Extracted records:
__________

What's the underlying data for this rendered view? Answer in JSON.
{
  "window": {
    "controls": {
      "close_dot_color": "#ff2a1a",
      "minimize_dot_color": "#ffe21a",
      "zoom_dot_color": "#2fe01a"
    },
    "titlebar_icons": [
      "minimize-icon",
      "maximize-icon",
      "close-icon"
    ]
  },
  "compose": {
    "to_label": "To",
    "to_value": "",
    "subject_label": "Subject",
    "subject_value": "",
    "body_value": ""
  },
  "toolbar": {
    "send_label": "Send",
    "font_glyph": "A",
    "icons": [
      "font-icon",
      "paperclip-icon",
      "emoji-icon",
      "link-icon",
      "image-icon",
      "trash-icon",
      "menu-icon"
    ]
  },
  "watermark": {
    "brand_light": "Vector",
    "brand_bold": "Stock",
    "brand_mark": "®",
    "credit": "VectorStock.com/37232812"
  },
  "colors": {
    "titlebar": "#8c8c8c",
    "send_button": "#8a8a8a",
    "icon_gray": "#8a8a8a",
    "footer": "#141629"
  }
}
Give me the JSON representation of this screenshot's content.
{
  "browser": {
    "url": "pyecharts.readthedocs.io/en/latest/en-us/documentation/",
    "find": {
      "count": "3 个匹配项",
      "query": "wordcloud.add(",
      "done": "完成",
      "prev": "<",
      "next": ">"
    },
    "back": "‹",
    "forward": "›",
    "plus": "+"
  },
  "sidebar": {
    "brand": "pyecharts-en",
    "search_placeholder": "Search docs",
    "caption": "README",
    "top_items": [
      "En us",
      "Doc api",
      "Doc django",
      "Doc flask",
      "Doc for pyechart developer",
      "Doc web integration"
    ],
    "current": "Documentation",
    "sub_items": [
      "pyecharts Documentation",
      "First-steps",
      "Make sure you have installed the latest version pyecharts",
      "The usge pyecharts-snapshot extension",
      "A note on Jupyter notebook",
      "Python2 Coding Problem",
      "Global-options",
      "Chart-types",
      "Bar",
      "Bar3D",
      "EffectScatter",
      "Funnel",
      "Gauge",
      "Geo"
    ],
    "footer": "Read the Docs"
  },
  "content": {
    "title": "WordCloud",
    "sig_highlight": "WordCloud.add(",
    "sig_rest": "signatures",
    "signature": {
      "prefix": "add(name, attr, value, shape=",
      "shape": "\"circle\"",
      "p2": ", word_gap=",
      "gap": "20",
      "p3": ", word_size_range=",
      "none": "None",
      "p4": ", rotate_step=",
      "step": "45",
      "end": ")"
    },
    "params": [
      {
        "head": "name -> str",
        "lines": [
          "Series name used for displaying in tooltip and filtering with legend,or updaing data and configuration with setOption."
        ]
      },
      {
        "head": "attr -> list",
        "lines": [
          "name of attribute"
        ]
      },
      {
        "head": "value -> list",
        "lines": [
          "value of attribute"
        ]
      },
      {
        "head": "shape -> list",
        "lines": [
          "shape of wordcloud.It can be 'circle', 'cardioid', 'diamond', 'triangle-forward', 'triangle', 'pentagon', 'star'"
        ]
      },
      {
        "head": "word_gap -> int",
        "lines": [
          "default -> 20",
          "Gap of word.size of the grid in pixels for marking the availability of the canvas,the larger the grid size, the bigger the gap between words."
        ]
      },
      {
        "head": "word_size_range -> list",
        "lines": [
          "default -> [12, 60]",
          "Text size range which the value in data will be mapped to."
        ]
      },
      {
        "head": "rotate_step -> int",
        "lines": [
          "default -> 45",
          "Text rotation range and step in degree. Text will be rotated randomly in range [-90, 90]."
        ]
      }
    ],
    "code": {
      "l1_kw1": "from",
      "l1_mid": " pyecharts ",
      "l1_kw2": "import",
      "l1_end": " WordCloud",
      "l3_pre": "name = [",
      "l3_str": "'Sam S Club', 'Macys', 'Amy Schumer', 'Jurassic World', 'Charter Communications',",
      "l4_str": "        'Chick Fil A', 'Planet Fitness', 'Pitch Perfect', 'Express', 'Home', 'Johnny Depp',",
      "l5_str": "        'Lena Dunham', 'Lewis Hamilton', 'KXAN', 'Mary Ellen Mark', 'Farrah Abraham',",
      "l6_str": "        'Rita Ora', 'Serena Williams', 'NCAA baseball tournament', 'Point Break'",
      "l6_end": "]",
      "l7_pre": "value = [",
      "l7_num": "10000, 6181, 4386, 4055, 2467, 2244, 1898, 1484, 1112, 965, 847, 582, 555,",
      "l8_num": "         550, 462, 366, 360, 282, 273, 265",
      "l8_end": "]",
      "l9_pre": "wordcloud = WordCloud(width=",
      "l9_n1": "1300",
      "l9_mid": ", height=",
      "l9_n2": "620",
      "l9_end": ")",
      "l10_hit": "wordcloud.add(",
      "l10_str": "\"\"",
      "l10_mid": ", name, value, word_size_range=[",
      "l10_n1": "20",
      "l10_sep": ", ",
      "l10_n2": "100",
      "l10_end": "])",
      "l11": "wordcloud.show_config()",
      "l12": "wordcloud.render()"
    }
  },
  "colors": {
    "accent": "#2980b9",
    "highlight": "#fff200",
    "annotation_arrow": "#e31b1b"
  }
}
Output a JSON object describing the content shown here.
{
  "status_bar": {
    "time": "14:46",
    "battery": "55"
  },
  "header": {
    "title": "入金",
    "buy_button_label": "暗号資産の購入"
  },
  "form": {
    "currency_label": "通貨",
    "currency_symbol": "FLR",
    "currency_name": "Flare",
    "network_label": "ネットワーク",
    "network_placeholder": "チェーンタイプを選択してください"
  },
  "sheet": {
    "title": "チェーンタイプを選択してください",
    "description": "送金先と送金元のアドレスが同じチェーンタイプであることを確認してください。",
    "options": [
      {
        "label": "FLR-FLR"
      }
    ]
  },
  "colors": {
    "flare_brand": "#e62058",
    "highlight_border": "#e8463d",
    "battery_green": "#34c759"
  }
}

__________

• STATED EXERCISE:
Where a line above holds the string "list", show that line.

• THE RESULT:
        "head": "attr -> list",
        "head": "value -> list",
        "head": "shape -> list",
        "head": "word_size_range -> list",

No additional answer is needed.